• [Set exercise] Can you edit the material below so that every "Distance (cm)" becomes "Distance (mm)" and everything else stays the same?

• [Data]
------------------------------------
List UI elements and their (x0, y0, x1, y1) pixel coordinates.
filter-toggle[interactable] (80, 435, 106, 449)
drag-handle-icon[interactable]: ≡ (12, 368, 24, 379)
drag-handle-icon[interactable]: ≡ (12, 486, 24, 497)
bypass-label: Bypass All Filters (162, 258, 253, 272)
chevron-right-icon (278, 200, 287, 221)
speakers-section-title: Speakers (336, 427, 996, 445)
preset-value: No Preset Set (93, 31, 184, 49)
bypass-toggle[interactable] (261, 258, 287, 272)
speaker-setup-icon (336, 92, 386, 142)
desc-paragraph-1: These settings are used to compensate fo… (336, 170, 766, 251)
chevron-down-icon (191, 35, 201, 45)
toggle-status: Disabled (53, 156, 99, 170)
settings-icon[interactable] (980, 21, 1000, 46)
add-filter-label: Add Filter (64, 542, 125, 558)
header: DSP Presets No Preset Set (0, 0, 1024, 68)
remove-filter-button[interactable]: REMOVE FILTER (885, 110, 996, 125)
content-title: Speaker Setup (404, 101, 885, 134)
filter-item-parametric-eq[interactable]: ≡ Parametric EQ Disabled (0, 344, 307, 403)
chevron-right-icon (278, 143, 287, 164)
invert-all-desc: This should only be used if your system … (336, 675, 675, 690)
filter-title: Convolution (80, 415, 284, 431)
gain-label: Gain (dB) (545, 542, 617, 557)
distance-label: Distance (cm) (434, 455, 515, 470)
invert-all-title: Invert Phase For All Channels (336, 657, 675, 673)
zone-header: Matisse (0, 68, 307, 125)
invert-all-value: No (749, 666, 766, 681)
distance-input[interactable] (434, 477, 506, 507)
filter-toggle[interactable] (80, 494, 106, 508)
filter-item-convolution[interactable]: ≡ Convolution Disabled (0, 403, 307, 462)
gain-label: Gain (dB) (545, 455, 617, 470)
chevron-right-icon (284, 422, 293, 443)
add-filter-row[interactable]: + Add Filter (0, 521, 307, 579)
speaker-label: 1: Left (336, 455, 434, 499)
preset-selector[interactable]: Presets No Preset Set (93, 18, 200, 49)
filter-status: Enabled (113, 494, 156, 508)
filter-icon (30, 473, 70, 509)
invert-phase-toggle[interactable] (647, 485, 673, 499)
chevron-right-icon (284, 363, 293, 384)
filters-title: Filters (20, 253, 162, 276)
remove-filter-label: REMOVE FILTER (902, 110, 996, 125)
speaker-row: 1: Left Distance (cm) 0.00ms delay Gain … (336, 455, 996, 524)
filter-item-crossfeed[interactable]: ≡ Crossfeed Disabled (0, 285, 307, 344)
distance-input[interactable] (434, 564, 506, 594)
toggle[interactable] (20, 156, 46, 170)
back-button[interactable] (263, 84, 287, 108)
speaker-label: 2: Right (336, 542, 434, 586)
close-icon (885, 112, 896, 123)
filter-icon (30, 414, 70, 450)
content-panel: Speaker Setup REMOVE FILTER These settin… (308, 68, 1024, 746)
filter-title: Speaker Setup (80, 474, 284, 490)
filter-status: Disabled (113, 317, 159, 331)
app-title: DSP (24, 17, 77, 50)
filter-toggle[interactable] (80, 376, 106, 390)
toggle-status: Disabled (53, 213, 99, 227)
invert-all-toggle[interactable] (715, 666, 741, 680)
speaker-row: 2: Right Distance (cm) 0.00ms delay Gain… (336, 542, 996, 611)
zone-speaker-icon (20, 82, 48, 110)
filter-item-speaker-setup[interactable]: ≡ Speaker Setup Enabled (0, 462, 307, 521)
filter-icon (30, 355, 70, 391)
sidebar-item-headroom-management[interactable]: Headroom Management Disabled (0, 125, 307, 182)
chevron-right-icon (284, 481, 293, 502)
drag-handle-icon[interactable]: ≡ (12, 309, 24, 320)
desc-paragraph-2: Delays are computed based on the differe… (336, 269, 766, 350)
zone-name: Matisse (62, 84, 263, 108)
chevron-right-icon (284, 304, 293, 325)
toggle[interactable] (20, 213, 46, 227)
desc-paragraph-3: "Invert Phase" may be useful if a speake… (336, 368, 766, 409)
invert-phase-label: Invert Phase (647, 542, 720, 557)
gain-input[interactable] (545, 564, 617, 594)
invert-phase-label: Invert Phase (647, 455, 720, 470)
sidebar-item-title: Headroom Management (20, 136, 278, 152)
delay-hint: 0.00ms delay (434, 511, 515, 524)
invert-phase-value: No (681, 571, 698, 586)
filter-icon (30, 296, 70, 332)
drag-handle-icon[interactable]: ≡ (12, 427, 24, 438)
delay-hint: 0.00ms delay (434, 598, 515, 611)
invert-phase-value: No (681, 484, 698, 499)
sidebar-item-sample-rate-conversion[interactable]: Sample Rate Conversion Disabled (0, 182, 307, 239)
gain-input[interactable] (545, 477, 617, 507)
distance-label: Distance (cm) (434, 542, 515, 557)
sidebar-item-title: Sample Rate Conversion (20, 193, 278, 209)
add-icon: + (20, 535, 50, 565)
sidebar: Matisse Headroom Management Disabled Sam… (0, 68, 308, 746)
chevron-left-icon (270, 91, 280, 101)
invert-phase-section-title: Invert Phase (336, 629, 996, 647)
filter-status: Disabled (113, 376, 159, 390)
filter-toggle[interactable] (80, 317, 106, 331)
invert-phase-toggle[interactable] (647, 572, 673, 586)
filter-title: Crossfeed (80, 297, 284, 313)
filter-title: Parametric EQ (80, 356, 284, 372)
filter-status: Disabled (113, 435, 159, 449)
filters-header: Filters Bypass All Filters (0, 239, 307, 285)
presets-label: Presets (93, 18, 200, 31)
------------------------------------
• [Correct result]
List UI elements and their (x0, y0, x1, y1) pixel coordinates.
filter-toggle[interactable] (80, 435, 106, 449)
drag-handle-icon[interactable]: ≡ (12, 368, 24, 379)
drag-handle-icon[interactable]: ≡ (12, 486, 24, 497)
bypass-label: Bypass All Filters (162, 258, 253, 272)
chevron-right-icon (278, 200, 287, 221)
speakers-section-title: Speakers (336, 427, 996, 445)
preset-value: No Preset Set (93, 31, 184, 49)
bypass-toggle[interactable] (261, 258, 287, 272)
speaker-setup-icon (336, 92, 386, 142)
desc-paragraph-1: These settings are used to compensate fo… (336, 170, 766, 251)
chevron-down-icon (191, 35, 201, 45)
toggle-status: Disabled (53, 156, 99, 170)
settings-icon[interactable] (980, 21, 1000, 46)
add-filter-label: Add Filter (64, 542, 125, 558)
header: DSP Presets No Preset Set (0, 0, 1024, 68)
remove-filter-button[interactable]: REMOVE FILTER (885, 110, 996, 125)
content-title: Speaker Setup (404, 101, 885, 134)
filter-item-parametric-eq[interactable]: ≡ Parametric EQ Disabled (0, 344, 307, 403)
chevron-right-icon (278, 143, 287, 164)
invert-all-desc: This should only be used if your system … (336, 675, 675, 690)
filter-title: Convolution (80, 415, 284, 431)
gain-label: Gain (dB) (545, 542, 617, 557)
distance-label: Distance (mm) (434, 455, 515, 470)
invert-all-title: Invert Phase For All Channels (336, 657, 675, 673)
zone-header: Matisse (0, 68, 307, 125)
invert-all-value: No (749, 666, 766, 681)
distance-input[interactable] (434, 477, 506, 507)
filter-toggle[interactable] (80, 494, 106, 508)
filter-item-convolution[interactable]: ≡ Convolution Disabled (0, 403, 307, 462)
gain-label: Gain (dB) (545, 455, 617, 470)
chevron-right-icon (284, 422, 293, 443)
add-filter-row[interactable]: + Add Filter (0, 521, 307, 579)
speaker-label: 1: Left (336, 455, 434, 499)
preset-selector[interactable]: Presets No Preset Set (93, 18, 200, 49)
filter-status: Enabled (113, 494, 156, 508)
filter-icon (30, 473, 70, 509)
invert-phase-toggle[interactable] (647, 485, 673, 499)
chevron-right-icon (284, 363, 293, 384)
filters-title: Filters (20, 253, 162, 276)
remove-filter-label: REMOVE FILTER (902, 110, 996, 125)
speaker-row: 1: Left Distance (mm) 0.00ms delay Gain … (336, 455, 996, 524)
filter-item-crossfeed[interactable]: ≡ Crossfeed Disabled (0, 285, 307, 344)
distance-input[interactable] (434, 564, 506, 594)
toggle[interactable] (20, 156, 46, 170)
back-button[interactable] (263, 84, 287, 108)
speaker-label: 2: Right (336, 542, 434, 586)
close-icon (885, 112, 896, 123)
filter-icon (30, 414, 70, 450)
content-panel: Speaker Setup REMOVE FILTER These settin… (308, 68, 1024, 746)
filter-title: Speaker Setup (80, 474, 284, 490)
filter-status: Disabled (113, 317, 159, 331)
app-title: DSP (24, 17, 77, 50)
filter-toggle[interactable] (80, 376, 106, 390)
toggle-status: Disabled (53, 213, 99, 227)
invert-all-toggle[interactable] (715, 666, 741, 680)
speaker-row: 2: Right Distance (mm) 0.00ms delay Gain… (336, 542, 996, 611)
zone-speaker-icon (20, 82, 48, 110)
filter-item-speaker-setup[interactable]: ≡ Speaker Setup Enabled (0, 462, 307, 521)
filter-icon (30, 355, 70, 391)
sidebar-item-headroom-management[interactable]: Headroom Management Disabled (0, 125, 307, 182)
chevron-right-icon (284, 481, 293, 502)
drag-handle-icon[interactable]: ≡ (12, 309, 24, 320)
desc-paragraph-2: Delays are computed based on the differe… (336, 269, 766, 350)
zone-name: Matisse (62, 84, 263, 108)
chevron-right-icon (284, 304, 293, 325)
toggle[interactable] (20, 213, 46, 227)
desc-paragraph-3: "Invert Phase" may be useful if a speake… (336, 368, 766, 409)
invert-phase-label: Invert Phase (647, 542, 720, 557)
gain-input[interactable] (545, 564, 617, 594)
invert-phase-label: Invert Phase (647, 455, 720, 470)
sidebar-item-title: Headroom Management (20, 136, 278, 152)
delay-hint: 0.00ms delay (434, 511, 515, 524)
invert-phase-value: No (681, 571, 698, 586)
filter-icon (30, 296, 70, 332)
drag-handle-icon[interactable]: ≡ (12, 427, 24, 438)
delay-hint: 0.00ms delay (434, 598, 515, 611)
invert-phase-value: No (681, 484, 698, 499)
sidebar-item-sample-rate-conversion[interactable]: Sample Rate Conversion Disabled (0, 182, 307, 239)
gain-input[interactable] (545, 477, 617, 507)
distance-label: Distance (mm) (434, 542, 515, 557)
sidebar-item-title: Sample Rate Conversion (20, 193, 278, 209)
add-icon: + (20, 535, 50, 565)
sidebar: Matisse Headroom Management Disabled Sam… (0, 68, 308, 746)
chevron-left-icon (270, 91, 280, 101)
invert-phase-section-title: Invert Phase (336, 629, 996, 647)
filter-status: Disabled (113, 376, 159, 390)
filter-toggle[interactable] (80, 317, 106, 331)
invert-phase-toggle[interactable] (647, 572, 673, 586)
filter-title: Crossfeed (80, 297, 284, 313)
filter-title: Parametric EQ (80, 356, 284, 372)
filter-status: Disabled (113, 435, 159, 449)
filters-header: Filters Bypass All Filters (0, 239, 307, 285)
presets-label: Presets (93, 18, 200, 31)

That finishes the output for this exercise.